→ Brief
Set down each entry from the block beneath, exactly as written.
Start of Material provided
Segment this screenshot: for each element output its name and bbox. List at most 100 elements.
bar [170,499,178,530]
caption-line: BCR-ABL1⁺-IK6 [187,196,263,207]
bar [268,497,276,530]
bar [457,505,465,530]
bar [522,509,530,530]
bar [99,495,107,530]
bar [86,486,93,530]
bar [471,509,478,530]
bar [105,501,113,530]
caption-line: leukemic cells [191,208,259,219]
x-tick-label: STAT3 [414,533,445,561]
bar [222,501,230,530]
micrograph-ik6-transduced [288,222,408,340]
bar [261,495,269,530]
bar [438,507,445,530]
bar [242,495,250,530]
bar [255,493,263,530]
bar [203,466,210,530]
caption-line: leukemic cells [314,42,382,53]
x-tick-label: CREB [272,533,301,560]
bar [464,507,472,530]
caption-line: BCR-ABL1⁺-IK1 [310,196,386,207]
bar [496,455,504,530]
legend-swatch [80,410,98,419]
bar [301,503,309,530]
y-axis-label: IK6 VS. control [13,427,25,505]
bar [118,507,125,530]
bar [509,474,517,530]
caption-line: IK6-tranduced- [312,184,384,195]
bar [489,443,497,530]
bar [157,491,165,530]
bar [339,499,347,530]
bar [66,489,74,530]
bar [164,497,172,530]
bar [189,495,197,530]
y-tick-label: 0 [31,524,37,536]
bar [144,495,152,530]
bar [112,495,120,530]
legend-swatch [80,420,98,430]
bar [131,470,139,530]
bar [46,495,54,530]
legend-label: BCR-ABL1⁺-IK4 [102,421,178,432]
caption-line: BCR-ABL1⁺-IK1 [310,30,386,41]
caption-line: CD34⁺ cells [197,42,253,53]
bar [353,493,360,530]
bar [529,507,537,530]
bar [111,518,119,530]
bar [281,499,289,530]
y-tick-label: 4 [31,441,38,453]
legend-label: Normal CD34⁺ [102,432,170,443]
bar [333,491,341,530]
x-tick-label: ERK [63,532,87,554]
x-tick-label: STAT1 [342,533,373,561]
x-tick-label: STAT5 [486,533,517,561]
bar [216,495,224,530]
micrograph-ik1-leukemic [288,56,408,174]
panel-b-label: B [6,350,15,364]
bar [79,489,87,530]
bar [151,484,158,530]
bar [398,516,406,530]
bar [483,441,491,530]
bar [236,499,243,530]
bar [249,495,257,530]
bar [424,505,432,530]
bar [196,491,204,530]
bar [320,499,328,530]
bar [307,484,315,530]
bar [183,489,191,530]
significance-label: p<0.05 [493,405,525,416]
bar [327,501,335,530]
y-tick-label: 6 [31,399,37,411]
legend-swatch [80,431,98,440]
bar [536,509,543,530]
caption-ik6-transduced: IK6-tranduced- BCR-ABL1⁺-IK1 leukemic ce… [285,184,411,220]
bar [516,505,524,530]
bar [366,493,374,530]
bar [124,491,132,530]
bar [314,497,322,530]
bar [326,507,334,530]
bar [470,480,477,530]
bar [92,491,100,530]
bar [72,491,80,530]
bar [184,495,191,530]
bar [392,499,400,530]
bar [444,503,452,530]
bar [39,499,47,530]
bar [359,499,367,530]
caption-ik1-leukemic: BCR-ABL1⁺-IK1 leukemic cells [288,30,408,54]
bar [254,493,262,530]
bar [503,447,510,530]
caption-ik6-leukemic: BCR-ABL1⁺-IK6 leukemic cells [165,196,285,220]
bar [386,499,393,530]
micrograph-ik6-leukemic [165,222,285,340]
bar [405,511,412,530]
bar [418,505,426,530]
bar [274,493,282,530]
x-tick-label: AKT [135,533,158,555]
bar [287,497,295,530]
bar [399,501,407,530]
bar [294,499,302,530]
End of Material provided
→ Output
Segment this screenshot: for each element output its name and bbox. List at most 100 elements.
bar [170,499,178,530]
caption-line: BCR-ABL1⁺-IK6 [187,196,263,207]
bar [268,497,276,530]
bar [457,505,465,530]
bar [522,509,530,530]
bar [99,495,107,530]
bar [86,486,93,530]
bar [471,509,478,530]
bar [105,501,113,530]
caption-line: leukemic cells [191,208,259,219]
x-tick-label: STAT3 [414,533,445,561]
bar [222,501,230,530]
micrograph-ik6-transduced [288,222,408,340]
bar [261,495,269,530]
bar [438,507,445,530]
bar [242,495,250,530]
bar [255,493,263,530]
bar [203,466,210,530]
caption-line: leukemic cells [314,42,382,53]
x-tick-label: CREB [272,533,301,560]
bar [464,507,472,530]
caption-line: BCR-ABL1⁺-IK1 [310,196,386,207]
bar [496,455,504,530]
legend-swatch [80,410,98,419]
bar [301,503,309,530]
y-axis-label: IK6 VS. control [13,427,25,505]
bar [118,507,125,530]
bar [509,474,517,530]
caption-line: IK6-tranduced- [312,184,384,195]
bar [489,443,497,530]
bar [157,491,165,530]
bar [339,499,347,530]
bar [66,489,74,530]
bar [164,497,172,530]
bar [189,495,197,530]
y-tick-label: 0 [31,524,37,536]
bar [144,495,152,530]
bar [112,495,120,530]
legend-swatch [80,420,98,430]
bar [131,470,139,530]
bar [46,495,54,530]
legend-label: BCR-ABL1⁺-IK4 [102,421,178,432]
caption-line: BCR-ABL1⁺-IK1 [310,30,386,41]
caption-line: CD34⁺ cells [197,42,253,53]
bar [353,493,360,530]
bar [529,507,537,530]
bar [111,518,119,530]
bar [281,499,289,530]
y-tick-label: 4 [31,441,38,453]
legend-label: Normal CD34⁺ [102,432,170,443]
bar [333,491,341,530]
x-tick-label: ERK [63,532,87,554]
x-tick-label: STAT1 [342,533,373,561]
x-tick-label: STAT5 [486,533,517,561]
bar [216,495,224,530]
micrograph-ik1-leukemic [288,56,408,174]
panel-b-label: B [6,350,15,364]
bar [79,489,87,530]
bar [151,484,158,530]
bar [398,516,406,530]
bar [483,441,491,530]
bar [236,499,243,530]
bar [249,495,257,530]
bar [424,505,432,530]
bar [196,491,204,530]
bar [320,499,328,530]
bar [307,484,315,530]
bar [183,489,191,530]
significance-label: p<0.05 [493,405,525,416]
bar [327,501,335,530]
y-tick-label: 6 [31,399,37,411]
legend-swatch [80,431,98,440]
bar [536,509,543,530]
caption-ik6-transduced: IK6-tranduced- BCR-ABL1⁺-IK1 leukemic ce… [285,184,411,220]
bar [516,505,524,530]
bar [366,493,374,530]
bar [124,491,132,530]
bar [314,497,322,530]
bar [326,507,334,530]
bar [470,480,477,530]
bar [92,491,100,530]
bar [72,491,80,530]
bar [184,495,191,530]
bar [392,499,400,530]
bar [444,503,452,530]
bar [39,499,47,530]
bar [359,499,367,530]
caption-ik1-leukemic: BCR-ABL1⁺-IK1 leukemic cells [288,30,408,54]
bar [254,493,262,530]
bar [503,447,510,530]
caption-ik6-leukemic: BCR-ABL1⁺-IK6 leukemic cells [165,196,285,220]
bar [386,499,393,530]
micrograph-ik6-leukemic [165,222,285,340]
bar [405,511,412,530]
bar [418,505,426,530]
bar [274,493,282,530]
x-tick-label: AKT [135,533,158,555]
bar [287,497,295,530]
bar [399,501,407,530]
bar [294,499,302,530]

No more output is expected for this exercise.